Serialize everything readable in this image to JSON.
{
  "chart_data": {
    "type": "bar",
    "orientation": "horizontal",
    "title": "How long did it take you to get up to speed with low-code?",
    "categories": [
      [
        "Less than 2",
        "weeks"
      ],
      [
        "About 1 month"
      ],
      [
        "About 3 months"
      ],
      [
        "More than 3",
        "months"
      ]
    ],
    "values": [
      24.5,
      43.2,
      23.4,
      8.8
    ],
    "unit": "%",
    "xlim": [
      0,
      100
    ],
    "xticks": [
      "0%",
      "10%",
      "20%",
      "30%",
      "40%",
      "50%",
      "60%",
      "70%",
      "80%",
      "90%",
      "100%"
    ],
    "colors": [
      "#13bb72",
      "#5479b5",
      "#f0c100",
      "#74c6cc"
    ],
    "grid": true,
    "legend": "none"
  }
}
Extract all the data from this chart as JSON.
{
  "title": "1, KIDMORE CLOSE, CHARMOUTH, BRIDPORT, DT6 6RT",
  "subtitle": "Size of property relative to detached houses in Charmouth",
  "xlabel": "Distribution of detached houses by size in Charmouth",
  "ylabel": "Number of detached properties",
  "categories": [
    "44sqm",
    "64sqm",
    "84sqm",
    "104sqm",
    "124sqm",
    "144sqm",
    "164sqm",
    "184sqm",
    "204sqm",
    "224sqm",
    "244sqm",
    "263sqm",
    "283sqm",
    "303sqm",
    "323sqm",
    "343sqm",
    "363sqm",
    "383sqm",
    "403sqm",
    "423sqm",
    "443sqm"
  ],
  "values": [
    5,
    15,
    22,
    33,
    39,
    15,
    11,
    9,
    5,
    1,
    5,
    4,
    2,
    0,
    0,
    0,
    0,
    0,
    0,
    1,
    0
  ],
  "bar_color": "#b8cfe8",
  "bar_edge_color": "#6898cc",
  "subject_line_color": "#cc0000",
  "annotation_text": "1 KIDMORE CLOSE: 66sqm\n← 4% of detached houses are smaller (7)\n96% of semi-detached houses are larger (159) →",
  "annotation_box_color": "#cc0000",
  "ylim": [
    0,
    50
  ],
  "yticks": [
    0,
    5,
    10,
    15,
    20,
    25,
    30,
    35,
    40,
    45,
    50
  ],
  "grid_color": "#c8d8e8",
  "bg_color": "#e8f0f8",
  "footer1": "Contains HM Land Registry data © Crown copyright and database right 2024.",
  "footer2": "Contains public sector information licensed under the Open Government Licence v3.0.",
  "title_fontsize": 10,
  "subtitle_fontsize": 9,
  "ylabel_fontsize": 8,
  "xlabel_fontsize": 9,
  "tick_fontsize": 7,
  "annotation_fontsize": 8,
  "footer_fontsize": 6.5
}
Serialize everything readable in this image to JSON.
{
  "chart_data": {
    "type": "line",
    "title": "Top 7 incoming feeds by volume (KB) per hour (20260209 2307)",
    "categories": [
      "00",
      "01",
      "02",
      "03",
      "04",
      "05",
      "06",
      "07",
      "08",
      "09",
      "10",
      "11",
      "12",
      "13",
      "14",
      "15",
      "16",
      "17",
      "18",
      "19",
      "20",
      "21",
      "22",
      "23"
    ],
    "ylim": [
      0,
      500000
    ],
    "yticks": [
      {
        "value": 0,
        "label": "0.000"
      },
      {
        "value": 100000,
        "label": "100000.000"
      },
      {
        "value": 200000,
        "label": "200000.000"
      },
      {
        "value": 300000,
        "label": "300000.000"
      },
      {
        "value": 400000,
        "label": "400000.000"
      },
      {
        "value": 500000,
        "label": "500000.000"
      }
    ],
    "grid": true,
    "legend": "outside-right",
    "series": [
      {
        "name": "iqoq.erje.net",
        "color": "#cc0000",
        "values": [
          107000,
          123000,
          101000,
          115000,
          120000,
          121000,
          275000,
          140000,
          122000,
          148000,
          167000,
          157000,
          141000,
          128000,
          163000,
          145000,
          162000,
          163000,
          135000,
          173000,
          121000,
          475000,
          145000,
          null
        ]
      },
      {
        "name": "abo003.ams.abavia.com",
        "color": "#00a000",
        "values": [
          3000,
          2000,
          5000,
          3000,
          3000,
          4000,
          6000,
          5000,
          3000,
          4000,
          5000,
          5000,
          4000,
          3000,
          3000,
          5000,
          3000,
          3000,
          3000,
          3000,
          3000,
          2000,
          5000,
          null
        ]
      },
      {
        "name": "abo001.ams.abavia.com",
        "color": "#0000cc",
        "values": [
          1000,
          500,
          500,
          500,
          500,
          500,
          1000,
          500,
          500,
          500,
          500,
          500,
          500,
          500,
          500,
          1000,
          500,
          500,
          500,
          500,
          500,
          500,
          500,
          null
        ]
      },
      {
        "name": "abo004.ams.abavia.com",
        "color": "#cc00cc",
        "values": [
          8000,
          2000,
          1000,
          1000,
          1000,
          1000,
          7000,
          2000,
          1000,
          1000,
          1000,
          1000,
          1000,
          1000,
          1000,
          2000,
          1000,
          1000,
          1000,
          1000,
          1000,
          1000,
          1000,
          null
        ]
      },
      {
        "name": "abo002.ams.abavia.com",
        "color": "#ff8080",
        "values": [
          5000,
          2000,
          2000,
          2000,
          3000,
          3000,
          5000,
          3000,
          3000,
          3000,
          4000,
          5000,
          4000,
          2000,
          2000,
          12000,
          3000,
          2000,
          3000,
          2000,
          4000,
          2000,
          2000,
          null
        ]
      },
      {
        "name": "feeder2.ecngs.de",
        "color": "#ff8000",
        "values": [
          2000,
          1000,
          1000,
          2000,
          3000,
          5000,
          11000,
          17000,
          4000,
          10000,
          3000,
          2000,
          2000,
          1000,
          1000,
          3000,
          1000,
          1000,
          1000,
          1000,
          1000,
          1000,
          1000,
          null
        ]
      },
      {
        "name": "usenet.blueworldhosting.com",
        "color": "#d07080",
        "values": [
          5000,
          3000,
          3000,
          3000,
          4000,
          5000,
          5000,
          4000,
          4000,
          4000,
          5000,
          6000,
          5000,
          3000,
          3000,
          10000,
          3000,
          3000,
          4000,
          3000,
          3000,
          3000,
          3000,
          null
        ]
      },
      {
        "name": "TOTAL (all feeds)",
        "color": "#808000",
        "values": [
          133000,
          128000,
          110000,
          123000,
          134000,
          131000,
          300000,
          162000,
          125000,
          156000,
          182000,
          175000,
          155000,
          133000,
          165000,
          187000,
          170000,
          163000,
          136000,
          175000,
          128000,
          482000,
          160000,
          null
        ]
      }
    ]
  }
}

### To be done
Transcribe the material exactly as it reads.

### Task response
Serialize everything readable in this image to JSON.
{
  "chart_data": {
    "type": "bar",
    "orientation": "horizontal",
    "title": "How long did it take you to get up to speed with low-code?",
    "categories": [
      [
        "Less than 2",
        "weeks"
      ],
      [
        "About 1 month"
      ],
      [
        "About 3 months"
      ],
      [
        "More than 3",
        "months"
      ]
    ],
    "values": [
      24.5,
      43.2,
      23.4,
      8.8
    ],
    "unit": "%",
    "xlim": [
      0,
      100
    ],
    "xticks": [
      "0%",
      "10%",
      "20%",
      "30%",
      "40%",
      "50%",
      "60%",
      "70%",
      "80%",
      "90%",
      "100%"
    ],
    "colors": [
      "#13bb72",
      "#5479b5",
      "#f0c100",
      "#74c6cc"
    ],
    "grid": true,
    "legend": "none"
  }
}
Extract all the data from this chart as JSON.
{
  "title": "1, KIDMORE CLOSE, CHARMOUTH, BRIDPORT, DT6 6RT",
  "subtitle": "Size of property relative to detached houses in Charmouth",
  "xlabel": "Distribution of detached houses by size in Charmouth",
  "ylabel": "Number of detached properties",
  "categories": [
    "44sqm",
    "64sqm",
    "84sqm",
    "104sqm",
    "124sqm",
    "144sqm",
    "164sqm",
    "184sqm",
    "204sqm",
    "224sqm",
    "244sqm",
    "263sqm",
    "283sqm",
    "303sqm",
    "323sqm",
    "343sqm",
    "363sqm",
    "383sqm",
    "403sqm",
    "423sqm",
    "443sqm"
  ],
  "values": [
    5,
    15,
    22,
    33,
    39,
    15,
    11,
    9,
    5,
    1,
    5,
    4,
    2,
    0,
    0,
    0,
    0,
    0,
    0,
    1,
    0
  ],
  "bar_color": "#b8cfe8",
  "bar_edge_color": "#6898cc",
  "subject_line_color": "#cc0000",
  "annotation_text": "1 KIDMORE CLOSE: 66sqm\n← 4% of detached houses are smaller (7)\n96% of semi-detached houses are larger (159) →",
  "annotation_box_color": "#cc0000",
  "ylim": [
    0,
    50
  ],
  "yticks": [
    0,
    5,
    10,
    15,
    20,
    25,
    30,
    35,
    40,
    45,
    50
  ],
  "grid_color": "#c8d8e8",
  "bg_color": "#e8f0f8",
  "footer1": "Contains HM Land Registry data © Crown copyright and database right 2024.",
  "footer2": "Contains public sector information licensed under the Open Government Licence v3.0.",
  "title_fontsize": 10,
  "subtitle_fontsize": 9,
  "ylabel_fontsize": 8,
  "xlabel_fontsize": 9,
  "tick_fontsize": 7,
  "annotation_fontsize": 8,
  "footer_fontsize": 6.5
}
Serialize everything readable in this image to JSON.
{
  "chart_data": {
    "type": "line",
    "title": "Top 7 incoming feeds by volume (KB) per hour (20260209 2307)",
    "categories": [
      "00",
      "01",
      "02",
      "03",
      "04",
      "05",
      "06",
      "07",
      "08",
      "09",
      "10",
      "11",
      "12",
      "13",
      "14",
      "15",
      "16",
      "17",
      "18",
      "19",
      "20",
      "21",
      "22",
      "23"
    ],
    "ylim": [
      0,
      500000
    ],
    "yticks": [
      {
        "value": 0,
        "label": "0.000"
      },
      {
        "value": 100000,
        "label": "100000.000"
      },
      {
        "value": 200000,
        "label": "200000.000"
      },
      {
        "value": 300000,
        "label": "300000.000"
      },
      {
        "value": 400000,
        "label": "400000.000"
      },
      {
        "value": 500000,
        "label": "500000.000"
      }
    ],
    "grid": true,
    "legend": "outside-right",
    "series": [
      {
        "name": "iqoq.erje.net",
        "color": "#cc0000",
        "values": [
          107000,
          123000,
          101000,
          115000,
          120000,
          121000,
          275000,
          140000,
          122000,
          148000,
          167000,
          157000,
          141000,
          128000,
          163000,
          145000,
          162000,
          163000,
          135000,
          173000,
          121000,
          475000,
          145000,
          null
        ]
      },
      {
        "name": "abo003.ams.abavia.com",
        "color": "#00a000",
        "values": [
          3000,
          2000,
          5000,
          3000,
          3000,
          4000,
          6000,
          5000,
          3000,
          4000,
          5000,
          5000,
          4000,
          3000,
          3000,
          5000,
          3000,
          3000,
          3000,
          3000,
          3000,
          2000,
          5000,
          null
        ]
      },
      {
        "name": "abo001.ams.abavia.com",
        "color": "#0000cc",
        "values": [
          1000,
          500,
          500,
          500,
          500,
          500,
          1000,
          500,
          500,
          500,
          500,
          500,
          500,
          500,
          500,
          1000,
          500,
          500,
          500,
          500,
          500,
          500,
          500,
          null
        ]
      },
      {
        "name": "abo004.ams.abavia.com",
        "color": "#cc00cc",
        "values": [
          8000,
          2000,
          1000,
          1000,
          1000,
          1000,
          7000,
          2000,
          1000,
          1000,
          1000,
          1000,
          1000,
          1000,
          1000,
          2000,
          1000,
          1000,
          1000,
          1000,
          1000,
          1000,
          1000,
          null
        ]
      },
      {
        "name": "abo002.ams.abavia.com",
        "color": "#ff8080",
        "values": [
          5000,
          2000,
          2000,
          2000,
          3000,
          3000,
          5000,
          3000,
          3000,
          3000,
          4000,
          5000,
          4000,
          2000,
          2000,
          12000,
          3000,
          2000,
          3000,
          2000,
          4000,
          2000,
          2000,
          null
        ]
      },
      {
        "name": "feeder2.ecngs.de",
        "color": "#ff8000",
        "values": [
          2000,
          1000,
          1000,
          2000,
          3000,
          5000,
          11000,
          17000,
          4000,
          10000,
          3000,
          2000,
          2000,
          1000,
          1000,
          3000,
          1000,
          1000,
          1000,
          1000,
          1000,
          1000,
          1000,
          null
        ]
      },
      {
        "name": "usenet.blueworldhosting.com",
        "color": "#d07080",
        "values": [
          5000,
          3000,
          3000,
          3000,
          4000,
          5000,
          5000,
          4000,
          4000,
          4000,
          5000,
          6000,
          5000,
          3000,
          3000,
          10000,
          3000,
          3000,
          4000,
          3000,
          3000,
          3000,
          3000,
          null
        ]
      },
      {
        "name": "TOTAL (all feeds)",
        "color": "#808000",
        "values": [
          133000,
          128000,
          110000,
          123000,
          134000,
          131000,
          300000,
          162000,
          125000,
          156000,
          182000,
          175000,
          155000,
          133000,
          165000,
          187000,
          170000,
          163000,
          136000,
          175000,
          128000,
          482000,
          160000,
          null
        ]
      }
    ]
  }
}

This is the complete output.